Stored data
○ ○ ○ ○ ○
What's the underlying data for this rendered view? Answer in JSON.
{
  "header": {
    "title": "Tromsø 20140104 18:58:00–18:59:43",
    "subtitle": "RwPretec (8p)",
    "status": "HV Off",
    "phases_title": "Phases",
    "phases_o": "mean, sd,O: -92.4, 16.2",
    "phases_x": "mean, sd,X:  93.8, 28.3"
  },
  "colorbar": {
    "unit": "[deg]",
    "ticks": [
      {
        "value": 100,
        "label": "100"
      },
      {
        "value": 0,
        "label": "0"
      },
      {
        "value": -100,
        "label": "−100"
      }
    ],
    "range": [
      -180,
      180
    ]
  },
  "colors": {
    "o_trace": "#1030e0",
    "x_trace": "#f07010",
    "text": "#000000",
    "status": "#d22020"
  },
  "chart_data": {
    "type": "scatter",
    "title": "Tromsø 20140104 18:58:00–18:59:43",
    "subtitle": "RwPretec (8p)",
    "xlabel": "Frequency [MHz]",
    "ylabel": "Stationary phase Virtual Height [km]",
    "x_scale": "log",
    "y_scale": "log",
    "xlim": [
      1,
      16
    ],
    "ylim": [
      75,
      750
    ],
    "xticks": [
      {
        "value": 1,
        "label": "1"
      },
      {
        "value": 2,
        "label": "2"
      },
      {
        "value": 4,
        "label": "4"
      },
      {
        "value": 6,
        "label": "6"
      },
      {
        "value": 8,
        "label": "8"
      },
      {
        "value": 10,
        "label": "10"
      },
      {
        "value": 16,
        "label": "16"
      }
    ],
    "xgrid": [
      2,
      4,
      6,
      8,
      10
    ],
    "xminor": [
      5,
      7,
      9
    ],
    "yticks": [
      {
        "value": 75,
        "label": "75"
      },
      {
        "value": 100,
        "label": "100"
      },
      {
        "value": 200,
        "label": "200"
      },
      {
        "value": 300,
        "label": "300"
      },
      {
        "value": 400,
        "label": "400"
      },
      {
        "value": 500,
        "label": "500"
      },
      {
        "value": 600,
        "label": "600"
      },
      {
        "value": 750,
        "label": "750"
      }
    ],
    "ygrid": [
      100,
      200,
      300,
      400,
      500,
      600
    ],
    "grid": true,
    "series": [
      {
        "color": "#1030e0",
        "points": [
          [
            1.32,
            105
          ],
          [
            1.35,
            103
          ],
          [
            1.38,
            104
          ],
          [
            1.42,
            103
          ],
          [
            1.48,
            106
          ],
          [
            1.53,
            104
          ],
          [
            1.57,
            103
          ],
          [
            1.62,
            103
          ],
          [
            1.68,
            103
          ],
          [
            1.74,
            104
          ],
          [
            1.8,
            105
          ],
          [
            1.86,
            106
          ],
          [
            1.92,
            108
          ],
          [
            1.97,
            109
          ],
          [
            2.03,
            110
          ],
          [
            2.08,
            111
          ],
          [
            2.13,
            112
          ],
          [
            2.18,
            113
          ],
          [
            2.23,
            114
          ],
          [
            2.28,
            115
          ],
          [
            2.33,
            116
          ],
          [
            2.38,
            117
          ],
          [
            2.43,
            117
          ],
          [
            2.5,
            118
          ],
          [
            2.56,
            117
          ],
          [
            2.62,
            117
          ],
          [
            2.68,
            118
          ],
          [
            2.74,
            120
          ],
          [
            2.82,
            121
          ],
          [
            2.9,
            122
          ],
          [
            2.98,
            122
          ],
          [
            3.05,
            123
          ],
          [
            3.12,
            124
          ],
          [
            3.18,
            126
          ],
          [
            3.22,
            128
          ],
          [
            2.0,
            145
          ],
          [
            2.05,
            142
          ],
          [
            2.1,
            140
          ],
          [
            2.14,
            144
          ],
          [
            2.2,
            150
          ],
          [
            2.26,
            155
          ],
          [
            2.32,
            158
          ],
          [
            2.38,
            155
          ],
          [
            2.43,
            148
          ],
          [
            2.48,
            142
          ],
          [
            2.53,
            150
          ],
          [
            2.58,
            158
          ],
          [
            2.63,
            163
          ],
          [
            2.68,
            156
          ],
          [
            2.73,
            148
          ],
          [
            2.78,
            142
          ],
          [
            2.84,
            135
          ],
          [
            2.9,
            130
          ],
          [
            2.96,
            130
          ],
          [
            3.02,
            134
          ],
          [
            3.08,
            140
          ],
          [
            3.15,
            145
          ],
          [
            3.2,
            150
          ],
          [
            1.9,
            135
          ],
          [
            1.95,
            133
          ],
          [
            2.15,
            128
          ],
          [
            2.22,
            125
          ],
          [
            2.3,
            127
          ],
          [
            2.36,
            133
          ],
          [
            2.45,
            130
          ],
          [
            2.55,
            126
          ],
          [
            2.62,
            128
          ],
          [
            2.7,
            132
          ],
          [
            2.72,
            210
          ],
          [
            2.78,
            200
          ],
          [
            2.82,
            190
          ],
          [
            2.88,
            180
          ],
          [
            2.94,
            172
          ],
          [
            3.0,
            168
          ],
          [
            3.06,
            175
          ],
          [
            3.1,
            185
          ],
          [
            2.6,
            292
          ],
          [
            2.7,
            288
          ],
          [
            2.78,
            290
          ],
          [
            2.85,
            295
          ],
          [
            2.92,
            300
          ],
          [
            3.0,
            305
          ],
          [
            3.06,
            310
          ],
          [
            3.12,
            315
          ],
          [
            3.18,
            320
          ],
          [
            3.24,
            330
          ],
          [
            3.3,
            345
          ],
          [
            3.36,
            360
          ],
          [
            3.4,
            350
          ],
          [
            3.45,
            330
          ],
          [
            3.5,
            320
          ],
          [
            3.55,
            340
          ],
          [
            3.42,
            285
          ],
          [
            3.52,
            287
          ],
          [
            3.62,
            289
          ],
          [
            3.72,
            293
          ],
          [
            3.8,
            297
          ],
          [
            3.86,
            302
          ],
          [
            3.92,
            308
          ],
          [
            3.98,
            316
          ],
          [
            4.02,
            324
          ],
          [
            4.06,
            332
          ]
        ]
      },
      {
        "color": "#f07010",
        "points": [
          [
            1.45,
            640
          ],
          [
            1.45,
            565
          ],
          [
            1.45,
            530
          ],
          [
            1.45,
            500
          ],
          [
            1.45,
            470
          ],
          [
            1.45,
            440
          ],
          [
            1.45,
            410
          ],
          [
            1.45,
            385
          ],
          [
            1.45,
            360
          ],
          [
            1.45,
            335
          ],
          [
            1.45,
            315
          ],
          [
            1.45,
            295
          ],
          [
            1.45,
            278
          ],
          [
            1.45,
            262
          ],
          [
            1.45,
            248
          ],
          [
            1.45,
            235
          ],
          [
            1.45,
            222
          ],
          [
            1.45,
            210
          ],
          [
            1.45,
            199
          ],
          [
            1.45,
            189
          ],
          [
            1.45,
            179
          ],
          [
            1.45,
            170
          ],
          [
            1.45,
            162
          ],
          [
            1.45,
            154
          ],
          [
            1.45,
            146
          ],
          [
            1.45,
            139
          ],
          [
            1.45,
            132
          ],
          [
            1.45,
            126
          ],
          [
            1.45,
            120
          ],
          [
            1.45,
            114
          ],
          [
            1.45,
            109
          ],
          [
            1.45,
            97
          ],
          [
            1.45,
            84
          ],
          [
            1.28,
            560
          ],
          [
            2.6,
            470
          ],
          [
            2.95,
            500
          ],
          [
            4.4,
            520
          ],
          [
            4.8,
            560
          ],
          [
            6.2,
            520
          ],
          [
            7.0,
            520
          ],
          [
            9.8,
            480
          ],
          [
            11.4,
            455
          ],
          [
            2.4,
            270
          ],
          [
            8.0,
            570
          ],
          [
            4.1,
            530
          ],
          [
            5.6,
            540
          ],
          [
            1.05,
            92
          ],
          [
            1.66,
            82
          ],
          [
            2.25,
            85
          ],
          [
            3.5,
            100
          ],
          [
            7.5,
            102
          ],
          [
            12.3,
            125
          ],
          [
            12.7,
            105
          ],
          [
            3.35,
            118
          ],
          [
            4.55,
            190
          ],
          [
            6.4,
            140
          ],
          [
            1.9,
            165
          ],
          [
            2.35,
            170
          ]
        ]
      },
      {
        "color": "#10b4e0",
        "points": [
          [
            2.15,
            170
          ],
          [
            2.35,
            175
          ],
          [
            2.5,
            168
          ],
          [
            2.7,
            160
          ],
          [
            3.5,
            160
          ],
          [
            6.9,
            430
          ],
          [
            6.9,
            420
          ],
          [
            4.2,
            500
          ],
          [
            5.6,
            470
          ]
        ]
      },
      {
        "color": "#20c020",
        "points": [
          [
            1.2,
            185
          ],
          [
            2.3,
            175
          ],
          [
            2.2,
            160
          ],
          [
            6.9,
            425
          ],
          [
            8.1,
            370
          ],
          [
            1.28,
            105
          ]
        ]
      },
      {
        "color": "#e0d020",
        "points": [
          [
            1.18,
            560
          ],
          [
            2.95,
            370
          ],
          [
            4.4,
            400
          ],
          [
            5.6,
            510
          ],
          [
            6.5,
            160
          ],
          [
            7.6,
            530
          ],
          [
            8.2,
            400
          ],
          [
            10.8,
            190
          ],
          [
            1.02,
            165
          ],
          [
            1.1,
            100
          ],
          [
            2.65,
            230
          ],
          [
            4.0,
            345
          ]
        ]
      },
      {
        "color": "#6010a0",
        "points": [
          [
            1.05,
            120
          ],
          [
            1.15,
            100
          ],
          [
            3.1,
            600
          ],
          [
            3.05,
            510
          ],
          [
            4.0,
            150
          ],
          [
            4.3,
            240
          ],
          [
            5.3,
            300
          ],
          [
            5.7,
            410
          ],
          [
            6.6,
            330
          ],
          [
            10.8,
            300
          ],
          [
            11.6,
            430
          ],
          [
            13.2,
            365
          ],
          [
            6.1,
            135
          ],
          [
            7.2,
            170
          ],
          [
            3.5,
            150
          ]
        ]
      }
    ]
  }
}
○ ○ ○ ○ ○
• _Exercise objective_: Count every line of the records that holds "mean". State the number, nothing else.

• _Final answer_: 2